## Written exercise
Each line that holds the word "certifiée" counts once; give the total for the records below and nothing else.

## Data to process
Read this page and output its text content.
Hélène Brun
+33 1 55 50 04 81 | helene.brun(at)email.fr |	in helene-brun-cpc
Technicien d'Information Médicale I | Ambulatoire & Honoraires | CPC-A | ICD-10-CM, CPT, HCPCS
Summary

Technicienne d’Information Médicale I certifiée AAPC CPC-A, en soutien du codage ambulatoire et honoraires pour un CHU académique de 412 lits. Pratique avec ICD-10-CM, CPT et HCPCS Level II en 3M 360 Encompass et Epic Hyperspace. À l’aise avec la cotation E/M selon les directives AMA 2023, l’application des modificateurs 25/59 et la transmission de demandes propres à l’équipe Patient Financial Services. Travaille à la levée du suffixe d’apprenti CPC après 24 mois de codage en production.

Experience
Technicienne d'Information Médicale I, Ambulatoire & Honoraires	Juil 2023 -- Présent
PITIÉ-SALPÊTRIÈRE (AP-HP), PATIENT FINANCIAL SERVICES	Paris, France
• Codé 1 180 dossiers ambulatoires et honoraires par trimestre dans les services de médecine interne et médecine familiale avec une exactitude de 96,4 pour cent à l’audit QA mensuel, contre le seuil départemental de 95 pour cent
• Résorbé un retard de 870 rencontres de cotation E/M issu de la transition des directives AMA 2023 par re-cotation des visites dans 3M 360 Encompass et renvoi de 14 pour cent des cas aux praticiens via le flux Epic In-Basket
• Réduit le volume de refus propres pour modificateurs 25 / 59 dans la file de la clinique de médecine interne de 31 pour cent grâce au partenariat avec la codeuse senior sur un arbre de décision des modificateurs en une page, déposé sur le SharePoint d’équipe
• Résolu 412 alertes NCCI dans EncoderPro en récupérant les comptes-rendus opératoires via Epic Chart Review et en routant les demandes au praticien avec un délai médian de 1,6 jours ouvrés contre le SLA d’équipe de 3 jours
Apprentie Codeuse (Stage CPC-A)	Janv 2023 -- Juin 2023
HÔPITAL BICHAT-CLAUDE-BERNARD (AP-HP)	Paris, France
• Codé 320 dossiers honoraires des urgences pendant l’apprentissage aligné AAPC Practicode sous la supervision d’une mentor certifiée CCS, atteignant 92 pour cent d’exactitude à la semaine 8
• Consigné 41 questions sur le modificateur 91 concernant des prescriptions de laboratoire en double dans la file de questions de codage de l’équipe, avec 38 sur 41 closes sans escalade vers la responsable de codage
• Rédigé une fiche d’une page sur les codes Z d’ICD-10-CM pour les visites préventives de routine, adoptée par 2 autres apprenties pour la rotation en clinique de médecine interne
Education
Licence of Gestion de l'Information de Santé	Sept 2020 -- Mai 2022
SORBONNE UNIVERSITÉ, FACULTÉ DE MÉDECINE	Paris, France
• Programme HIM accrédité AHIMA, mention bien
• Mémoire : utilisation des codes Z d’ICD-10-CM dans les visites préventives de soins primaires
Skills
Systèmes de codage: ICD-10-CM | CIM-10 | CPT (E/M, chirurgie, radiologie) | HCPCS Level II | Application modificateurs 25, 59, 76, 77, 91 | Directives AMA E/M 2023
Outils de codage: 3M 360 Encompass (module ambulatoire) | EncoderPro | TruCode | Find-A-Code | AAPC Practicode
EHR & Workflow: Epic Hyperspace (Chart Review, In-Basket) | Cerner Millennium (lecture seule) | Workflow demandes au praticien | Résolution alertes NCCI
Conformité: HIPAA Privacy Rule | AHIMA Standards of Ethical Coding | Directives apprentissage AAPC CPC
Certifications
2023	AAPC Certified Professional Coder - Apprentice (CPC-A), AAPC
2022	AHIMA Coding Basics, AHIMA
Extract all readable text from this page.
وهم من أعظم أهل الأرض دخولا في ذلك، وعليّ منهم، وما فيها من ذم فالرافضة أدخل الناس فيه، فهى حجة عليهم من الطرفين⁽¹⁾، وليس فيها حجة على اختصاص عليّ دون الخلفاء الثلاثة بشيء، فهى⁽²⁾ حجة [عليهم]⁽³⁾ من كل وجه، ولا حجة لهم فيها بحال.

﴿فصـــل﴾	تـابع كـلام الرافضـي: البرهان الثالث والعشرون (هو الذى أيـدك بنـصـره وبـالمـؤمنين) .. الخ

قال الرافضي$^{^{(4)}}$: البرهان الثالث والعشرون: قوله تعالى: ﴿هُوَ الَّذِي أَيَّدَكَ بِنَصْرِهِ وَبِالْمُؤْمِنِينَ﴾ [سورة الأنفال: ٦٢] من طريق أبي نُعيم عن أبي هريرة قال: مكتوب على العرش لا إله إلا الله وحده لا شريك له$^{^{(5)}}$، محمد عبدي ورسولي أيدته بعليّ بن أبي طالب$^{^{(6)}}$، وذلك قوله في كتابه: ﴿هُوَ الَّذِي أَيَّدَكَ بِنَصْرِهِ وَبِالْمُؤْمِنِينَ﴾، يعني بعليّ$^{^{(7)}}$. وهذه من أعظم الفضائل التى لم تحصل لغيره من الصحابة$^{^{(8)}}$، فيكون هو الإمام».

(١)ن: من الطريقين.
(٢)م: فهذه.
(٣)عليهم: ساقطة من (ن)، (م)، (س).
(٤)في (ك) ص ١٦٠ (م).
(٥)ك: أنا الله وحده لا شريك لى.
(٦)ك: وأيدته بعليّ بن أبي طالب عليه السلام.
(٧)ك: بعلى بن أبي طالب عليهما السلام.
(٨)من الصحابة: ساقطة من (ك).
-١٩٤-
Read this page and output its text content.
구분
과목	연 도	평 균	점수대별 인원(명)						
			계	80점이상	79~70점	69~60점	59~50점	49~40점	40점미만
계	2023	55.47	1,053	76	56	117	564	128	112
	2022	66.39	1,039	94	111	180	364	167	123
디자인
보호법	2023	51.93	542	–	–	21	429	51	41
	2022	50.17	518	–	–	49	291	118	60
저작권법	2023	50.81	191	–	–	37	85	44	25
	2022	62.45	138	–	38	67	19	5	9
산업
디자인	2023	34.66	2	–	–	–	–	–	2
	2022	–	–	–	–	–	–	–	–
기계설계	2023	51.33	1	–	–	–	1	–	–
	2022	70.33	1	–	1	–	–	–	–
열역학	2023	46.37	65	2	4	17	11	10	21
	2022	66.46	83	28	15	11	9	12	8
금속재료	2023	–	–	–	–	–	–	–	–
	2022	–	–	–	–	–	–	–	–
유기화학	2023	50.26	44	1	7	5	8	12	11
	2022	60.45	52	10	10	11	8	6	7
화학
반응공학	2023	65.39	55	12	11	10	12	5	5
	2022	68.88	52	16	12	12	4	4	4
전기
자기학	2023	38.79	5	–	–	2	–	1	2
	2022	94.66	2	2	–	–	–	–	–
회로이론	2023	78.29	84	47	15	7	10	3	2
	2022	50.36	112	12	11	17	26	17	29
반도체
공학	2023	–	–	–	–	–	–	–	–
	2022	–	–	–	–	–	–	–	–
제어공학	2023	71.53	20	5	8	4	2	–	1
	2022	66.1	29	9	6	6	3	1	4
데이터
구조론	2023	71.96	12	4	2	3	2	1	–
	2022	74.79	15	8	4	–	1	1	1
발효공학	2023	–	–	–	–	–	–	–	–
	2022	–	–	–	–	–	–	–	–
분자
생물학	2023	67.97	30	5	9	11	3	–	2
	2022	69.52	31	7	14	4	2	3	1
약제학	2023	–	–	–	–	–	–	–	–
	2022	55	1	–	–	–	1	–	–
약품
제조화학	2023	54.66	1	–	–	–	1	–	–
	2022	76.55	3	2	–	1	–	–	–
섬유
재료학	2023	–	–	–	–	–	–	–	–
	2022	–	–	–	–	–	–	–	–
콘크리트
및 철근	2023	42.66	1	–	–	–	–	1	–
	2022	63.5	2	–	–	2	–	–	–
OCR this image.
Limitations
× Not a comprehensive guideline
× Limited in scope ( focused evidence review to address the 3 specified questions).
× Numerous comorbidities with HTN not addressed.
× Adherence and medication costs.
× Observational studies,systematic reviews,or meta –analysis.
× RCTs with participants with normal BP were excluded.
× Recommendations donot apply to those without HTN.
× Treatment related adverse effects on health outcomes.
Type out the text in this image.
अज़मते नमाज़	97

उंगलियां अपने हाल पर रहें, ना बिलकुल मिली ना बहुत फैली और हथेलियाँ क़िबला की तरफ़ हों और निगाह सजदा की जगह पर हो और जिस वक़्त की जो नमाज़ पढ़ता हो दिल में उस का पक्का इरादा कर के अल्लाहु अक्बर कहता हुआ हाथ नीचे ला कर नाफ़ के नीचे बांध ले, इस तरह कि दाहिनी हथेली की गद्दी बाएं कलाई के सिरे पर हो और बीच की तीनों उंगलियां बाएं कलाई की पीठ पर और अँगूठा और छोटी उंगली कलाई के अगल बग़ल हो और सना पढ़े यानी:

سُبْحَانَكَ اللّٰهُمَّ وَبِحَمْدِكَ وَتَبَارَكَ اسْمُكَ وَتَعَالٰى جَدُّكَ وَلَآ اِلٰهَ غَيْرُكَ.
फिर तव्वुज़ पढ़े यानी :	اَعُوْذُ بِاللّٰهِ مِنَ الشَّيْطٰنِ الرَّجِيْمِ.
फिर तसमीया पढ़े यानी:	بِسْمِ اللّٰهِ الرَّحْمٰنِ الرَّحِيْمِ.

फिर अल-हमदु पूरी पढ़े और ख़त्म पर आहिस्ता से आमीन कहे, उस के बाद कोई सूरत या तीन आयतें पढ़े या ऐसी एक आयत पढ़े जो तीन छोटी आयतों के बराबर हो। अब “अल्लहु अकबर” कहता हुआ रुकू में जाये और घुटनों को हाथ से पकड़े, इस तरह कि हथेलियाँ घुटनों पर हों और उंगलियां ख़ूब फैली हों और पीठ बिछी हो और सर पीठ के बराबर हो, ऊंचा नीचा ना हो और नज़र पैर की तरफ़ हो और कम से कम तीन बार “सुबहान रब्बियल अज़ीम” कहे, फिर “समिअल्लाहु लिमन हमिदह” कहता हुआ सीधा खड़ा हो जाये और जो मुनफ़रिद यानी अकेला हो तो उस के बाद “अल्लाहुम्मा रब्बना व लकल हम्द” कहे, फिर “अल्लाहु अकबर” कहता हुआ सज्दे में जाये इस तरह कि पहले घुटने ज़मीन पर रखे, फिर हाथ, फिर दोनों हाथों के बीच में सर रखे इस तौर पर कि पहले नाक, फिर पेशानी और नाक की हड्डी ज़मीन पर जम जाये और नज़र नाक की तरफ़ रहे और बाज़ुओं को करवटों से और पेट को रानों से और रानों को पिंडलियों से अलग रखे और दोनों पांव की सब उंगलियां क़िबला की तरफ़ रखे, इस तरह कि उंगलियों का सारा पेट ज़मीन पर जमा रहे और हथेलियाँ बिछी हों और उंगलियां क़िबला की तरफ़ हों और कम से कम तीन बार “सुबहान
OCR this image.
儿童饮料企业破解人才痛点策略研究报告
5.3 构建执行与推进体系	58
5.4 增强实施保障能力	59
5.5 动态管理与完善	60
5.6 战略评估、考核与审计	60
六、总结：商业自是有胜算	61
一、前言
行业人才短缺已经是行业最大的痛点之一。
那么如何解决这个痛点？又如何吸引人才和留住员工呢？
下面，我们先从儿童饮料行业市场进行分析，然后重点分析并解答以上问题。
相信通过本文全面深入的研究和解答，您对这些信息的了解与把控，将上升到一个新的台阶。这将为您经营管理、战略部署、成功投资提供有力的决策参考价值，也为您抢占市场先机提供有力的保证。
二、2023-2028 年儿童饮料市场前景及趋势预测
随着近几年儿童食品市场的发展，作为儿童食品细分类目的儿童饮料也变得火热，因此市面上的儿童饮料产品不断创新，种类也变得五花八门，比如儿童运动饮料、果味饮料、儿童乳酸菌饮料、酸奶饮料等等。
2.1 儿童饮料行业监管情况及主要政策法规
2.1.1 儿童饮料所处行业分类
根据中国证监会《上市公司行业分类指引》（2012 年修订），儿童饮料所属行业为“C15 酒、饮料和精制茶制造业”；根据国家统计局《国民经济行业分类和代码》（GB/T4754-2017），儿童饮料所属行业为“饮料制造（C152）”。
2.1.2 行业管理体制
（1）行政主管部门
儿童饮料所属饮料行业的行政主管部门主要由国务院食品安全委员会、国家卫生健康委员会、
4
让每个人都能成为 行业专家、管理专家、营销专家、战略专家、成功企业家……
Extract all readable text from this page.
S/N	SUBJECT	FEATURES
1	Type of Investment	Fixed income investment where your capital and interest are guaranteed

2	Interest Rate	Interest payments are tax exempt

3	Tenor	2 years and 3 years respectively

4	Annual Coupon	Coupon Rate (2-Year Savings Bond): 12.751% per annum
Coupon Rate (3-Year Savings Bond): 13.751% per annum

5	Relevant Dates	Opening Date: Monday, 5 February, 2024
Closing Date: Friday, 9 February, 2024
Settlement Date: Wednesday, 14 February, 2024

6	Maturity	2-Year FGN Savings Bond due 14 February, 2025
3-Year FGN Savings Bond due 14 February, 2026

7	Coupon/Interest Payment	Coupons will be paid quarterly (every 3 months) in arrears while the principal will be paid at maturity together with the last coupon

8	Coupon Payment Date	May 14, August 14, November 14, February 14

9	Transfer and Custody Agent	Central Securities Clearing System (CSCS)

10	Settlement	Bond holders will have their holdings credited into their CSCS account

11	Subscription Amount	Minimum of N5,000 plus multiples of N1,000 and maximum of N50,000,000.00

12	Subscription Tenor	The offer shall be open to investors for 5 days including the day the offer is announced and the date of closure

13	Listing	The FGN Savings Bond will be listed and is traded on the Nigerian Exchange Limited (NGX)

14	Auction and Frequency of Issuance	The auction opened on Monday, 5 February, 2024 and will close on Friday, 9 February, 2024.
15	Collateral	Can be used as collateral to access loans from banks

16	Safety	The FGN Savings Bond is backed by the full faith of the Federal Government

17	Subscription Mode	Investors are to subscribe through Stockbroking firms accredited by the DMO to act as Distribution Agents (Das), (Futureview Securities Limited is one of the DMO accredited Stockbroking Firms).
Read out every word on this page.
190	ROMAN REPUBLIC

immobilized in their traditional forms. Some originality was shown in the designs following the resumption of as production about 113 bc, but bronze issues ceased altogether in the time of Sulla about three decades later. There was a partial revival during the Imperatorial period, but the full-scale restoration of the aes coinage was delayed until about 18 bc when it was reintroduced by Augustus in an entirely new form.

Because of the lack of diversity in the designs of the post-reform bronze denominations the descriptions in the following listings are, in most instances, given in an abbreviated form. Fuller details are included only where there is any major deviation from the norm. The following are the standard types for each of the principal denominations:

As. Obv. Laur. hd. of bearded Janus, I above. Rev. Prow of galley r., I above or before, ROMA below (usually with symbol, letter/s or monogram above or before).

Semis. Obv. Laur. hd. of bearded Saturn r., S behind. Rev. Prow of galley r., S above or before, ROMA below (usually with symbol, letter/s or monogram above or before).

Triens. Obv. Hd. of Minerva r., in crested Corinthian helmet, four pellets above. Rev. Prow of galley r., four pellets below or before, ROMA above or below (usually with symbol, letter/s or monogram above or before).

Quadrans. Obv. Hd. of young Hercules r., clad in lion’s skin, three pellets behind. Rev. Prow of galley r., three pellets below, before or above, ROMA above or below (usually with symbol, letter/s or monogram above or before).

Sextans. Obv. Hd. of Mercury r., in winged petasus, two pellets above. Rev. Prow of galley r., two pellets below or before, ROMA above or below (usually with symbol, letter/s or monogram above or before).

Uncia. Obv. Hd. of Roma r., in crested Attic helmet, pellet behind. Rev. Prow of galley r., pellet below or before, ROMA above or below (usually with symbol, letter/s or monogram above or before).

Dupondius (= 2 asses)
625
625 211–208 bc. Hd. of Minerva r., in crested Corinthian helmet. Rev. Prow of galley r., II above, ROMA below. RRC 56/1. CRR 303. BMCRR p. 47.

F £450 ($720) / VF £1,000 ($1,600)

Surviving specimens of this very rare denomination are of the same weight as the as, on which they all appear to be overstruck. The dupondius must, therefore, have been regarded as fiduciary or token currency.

## Exercise result
2